> [Task description] Output the entries verbatim, including every line.

> [Records shown]
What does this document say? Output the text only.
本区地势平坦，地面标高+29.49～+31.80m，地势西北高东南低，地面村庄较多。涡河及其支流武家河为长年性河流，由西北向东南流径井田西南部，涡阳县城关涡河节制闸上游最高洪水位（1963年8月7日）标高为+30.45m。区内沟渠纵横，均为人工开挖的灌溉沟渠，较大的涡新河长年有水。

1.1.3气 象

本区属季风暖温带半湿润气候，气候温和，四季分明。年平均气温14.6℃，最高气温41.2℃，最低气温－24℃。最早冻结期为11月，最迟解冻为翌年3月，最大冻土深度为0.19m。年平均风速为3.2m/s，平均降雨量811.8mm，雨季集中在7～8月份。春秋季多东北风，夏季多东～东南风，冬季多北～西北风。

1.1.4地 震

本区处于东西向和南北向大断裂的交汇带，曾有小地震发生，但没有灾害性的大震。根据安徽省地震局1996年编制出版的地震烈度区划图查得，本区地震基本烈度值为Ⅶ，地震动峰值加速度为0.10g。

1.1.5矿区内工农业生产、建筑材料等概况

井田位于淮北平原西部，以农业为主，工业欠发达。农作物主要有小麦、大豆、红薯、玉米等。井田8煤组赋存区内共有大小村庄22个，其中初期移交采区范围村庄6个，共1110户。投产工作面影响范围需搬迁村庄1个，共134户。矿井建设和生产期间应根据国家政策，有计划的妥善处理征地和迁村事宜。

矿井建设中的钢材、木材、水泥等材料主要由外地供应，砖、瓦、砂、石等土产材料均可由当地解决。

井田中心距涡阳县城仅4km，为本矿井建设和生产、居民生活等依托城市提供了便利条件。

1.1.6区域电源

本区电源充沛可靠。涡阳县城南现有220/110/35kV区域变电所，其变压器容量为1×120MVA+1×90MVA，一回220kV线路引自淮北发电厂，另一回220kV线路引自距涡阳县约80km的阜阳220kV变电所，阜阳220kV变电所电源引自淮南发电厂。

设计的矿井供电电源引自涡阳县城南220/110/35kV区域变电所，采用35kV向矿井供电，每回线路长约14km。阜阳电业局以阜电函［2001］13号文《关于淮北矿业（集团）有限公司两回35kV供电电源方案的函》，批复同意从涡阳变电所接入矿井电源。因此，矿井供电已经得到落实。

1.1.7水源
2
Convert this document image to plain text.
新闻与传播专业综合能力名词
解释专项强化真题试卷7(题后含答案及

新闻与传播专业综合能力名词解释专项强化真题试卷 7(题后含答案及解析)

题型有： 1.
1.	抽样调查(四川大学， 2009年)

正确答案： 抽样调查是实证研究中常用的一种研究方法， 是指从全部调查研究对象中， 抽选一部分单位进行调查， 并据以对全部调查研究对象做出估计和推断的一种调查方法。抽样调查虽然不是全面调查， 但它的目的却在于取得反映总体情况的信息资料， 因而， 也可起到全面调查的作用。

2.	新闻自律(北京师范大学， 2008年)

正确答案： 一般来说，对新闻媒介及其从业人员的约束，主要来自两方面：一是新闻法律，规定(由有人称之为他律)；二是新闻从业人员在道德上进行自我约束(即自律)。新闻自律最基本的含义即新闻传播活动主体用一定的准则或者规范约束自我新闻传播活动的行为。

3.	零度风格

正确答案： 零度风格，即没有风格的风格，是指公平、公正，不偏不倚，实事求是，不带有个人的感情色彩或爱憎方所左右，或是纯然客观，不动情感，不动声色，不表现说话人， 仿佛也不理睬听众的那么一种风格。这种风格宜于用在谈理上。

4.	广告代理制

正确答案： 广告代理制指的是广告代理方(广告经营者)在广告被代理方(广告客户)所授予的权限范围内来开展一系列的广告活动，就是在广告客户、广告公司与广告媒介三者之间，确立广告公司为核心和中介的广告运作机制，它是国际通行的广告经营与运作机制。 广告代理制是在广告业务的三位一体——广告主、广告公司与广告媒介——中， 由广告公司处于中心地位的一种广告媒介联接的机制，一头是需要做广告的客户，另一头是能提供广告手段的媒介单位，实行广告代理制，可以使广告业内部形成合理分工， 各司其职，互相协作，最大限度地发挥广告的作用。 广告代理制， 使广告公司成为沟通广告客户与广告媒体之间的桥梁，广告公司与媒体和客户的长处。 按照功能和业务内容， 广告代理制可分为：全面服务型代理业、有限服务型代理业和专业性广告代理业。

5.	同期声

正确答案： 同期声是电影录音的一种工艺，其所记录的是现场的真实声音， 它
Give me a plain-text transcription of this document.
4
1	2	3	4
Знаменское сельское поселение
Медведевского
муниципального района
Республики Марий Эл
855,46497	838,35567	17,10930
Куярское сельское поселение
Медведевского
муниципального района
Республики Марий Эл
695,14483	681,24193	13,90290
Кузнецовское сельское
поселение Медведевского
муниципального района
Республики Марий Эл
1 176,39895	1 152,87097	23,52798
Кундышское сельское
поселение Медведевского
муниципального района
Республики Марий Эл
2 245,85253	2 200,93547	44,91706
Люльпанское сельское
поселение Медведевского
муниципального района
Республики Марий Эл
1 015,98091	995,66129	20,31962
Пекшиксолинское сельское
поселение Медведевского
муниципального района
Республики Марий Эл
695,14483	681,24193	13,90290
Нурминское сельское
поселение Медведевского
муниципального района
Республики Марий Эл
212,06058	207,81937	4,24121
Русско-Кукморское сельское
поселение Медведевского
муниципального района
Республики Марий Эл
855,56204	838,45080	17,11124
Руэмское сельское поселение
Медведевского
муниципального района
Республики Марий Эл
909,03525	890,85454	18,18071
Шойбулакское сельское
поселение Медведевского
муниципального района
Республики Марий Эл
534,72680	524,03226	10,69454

> [Answer to this exercise]
What does this document say? Output the text only.
本区地势平坦，地面标高+29.49～+31.80m，地势西北高东南低，地面村庄较多。涡河及其支流武家河为长年性河流，由西北向东南流径井田西南部，涡阳县城关涡河节制闸上游最高洪水位（1963年8月7日）标高为+30.45m。区内沟渠纵横，均为人工开挖的灌溉沟渠，较大的涡新河长年有水。

1.1.3气 象

本区属季风暖温带半湿润气候，气候温和，四季分明。年平均气温14.6℃，最高气温41.2℃，最低气温－24℃。最早冻结期为11月，最迟解冻为翌年3月，最大冻土深度为0.19m。年平均风速为3.2m/s，平均降雨量811.8mm，雨季集中在7～8月份。春秋季多东北风，夏季多东～东南风，冬季多北～西北风。

1.1.4地 震

本区处于东西向和南北向大断裂的交汇带，曾有小地震发生，但没有灾害性的大震。根据安徽省地震局1996年编制出版的地震烈度区划图查得，本区地震基本烈度值为Ⅶ，地震动峰值加速度为0.10g。

1.1.5矿区内工农业生产、建筑材料等概况

井田位于淮北平原西部，以农业为主，工业欠发达。农作物主要有小麦、大豆、红薯、玉米等。井田8煤组赋存区内共有大小村庄22个，其中初期移交采区范围村庄6个，共1110户。投产工作面影响范围需搬迁村庄1个，共134户。矿井建设和生产期间应根据国家政策，有计划的妥善处理征地和迁村事宜。

矿井建设中的钢材、木材、水泥等材料主要由外地供应，砖、瓦、砂、石等土产材料均可由当地解决。

井田中心距涡阳县城仅4km，为本矿井建设和生产、居民生活等依托城市提供了便利条件。

1.1.6区域电源

本区电源充沛可靠。涡阳县城南现有220/110/35kV区域变电所，其变压器容量为1×120MVA+1×90MVA，一回220kV线路引自淮北发电厂，另一回220kV线路引自距涡阳县约80km的阜阳220kV变电所，阜阳220kV变电所电源引自淮南发电厂。

设计的矿井供电电源引自涡阳县城南220/110/35kV区域变电所，采用35kV向矿井供电，每回线路长约14km。阜阳电业局以阜电函［2001］13号文《关于淮北矿业（集团）有限公司两回35kV供电电源方案的函》，批复同意从涡阳变电所接入矿井电源。因此，矿井供电已经得到落实。

1.1.7水源
2
Convert this document image to plain text.
新闻与传播专业综合能力名词
解释专项强化真题试卷7(题后含答案及

新闻与传播专业综合能力名词解释专项强化真题试卷 7(题后含答案及解析)

题型有： 1.
1.	抽样调查(四川大学， 2009年)

正确答案： 抽样调查是实证研究中常用的一种研究方法， 是指从全部调查研究对象中， 抽选一部分单位进行调查， 并据以对全部调查研究对象做出估计和推断的一种调查方法。抽样调查虽然不是全面调查， 但它的目的却在于取得反映总体情况的信息资料， 因而， 也可起到全面调查的作用。

2.	新闻自律(北京师范大学， 2008年)

正确答案： 一般来说，对新闻媒介及其从业人员的约束，主要来自两方面：一是新闻法律，规定(由有人称之为他律)；二是新闻从业人员在道德上进行自我约束(即自律)。新闻自律最基本的含义即新闻传播活动主体用一定的准则或者规范约束自我新闻传播活动的行为。

3.	零度风格

正确答案： 零度风格，即没有风格的风格，是指公平、公正，不偏不倚，实事求是，不带有个人的感情色彩或爱憎方所左右，或是纯然客观，不动情感，不动声色，不表现说话人， 仿佛也不理睬听众的那么一种风格。这种风格宜于用在谈理上。

4.	广告代理制

正确答案： 广告代理制指的是广告代理方(广告经营者)在广告被代理方(广告客户)所授予的权限范围内来开展一系列的广告活动，就是在广告客户、广告公司与广告媒介三者之间，确立广告公司为核心和中介的广告运作机制，它是国际通行的广告经营与运作机制。 广告代理制是在广告业务的三位一体——广告主、广告公司与广告媒介——中， 由广告公司处于中心地位的一种广告媒介联接的机制，一头是需要做广告的客户，另一头是能提供广告手段的媒介单位，实行广告代理制，可以使广告业内部形成合理分工， 各司其职，互相协作，最大限度地发挥广告的作用。 广告代理制， 使广告公司成为沟通广告客户与广告媒体之间的桥梁，广告公司与媒体和客户的长处。 按照功能和业务内容， 广告代理制可分为：全面服务型代理业、有限服务型代理业和专业性广告代理业。

5.	同期声

正确答案： 同期声是电影录音的一种工艺，其所记录的是现场的真实声音， 它
Give me a plain-text transcription of this document.
4
1	2	3	4
Знаменское сельское поселение
Медведевского
муниципального района
Республики Марий Эл
855,46497	838,35567	17,10930
Куярское сельское поселение
Медведевского
муниципального района
Республики Марий Эл
695,14483	681,24193	13,90290
Кузнецовское сельское
поселение Медведевского
муниципального района
Республики Марий Эл
1 176,39895	1 152,87097	23,52798
Кундышское сельское
поселение Медведевского
муниципального района
Республики Марий Эл
2 245,85253	2 200,93547	44,91706
Люльпанское сельское
поселение Медведевского
муниципального района
Республики Марий Эл
1 015,98091	995,66129	20,31962
Пекшиксолинское сельское
поселение Медведевского
муниципального района
Республики Марий Эл
695,14483	681,24193	13,90290
Нурминское сельское
поселение Медведевского
муниципального района
Республики Марий Эл
212,06058	207,81937	4,24121
Русско-Кукморское сельское
поселение Медведевского
муниципального района
Республики Марий Эл
855,56204	838,45080	17,11124
Руэмское сельское поселение
Медведевского
муниципального района
Республики Марий Эл
909,03525	890,85454	18,18071
Шойбулакское сельское
поселение Медведевского
муниципального района
Республики Марий Эл
534,72680	524,03226	10,69454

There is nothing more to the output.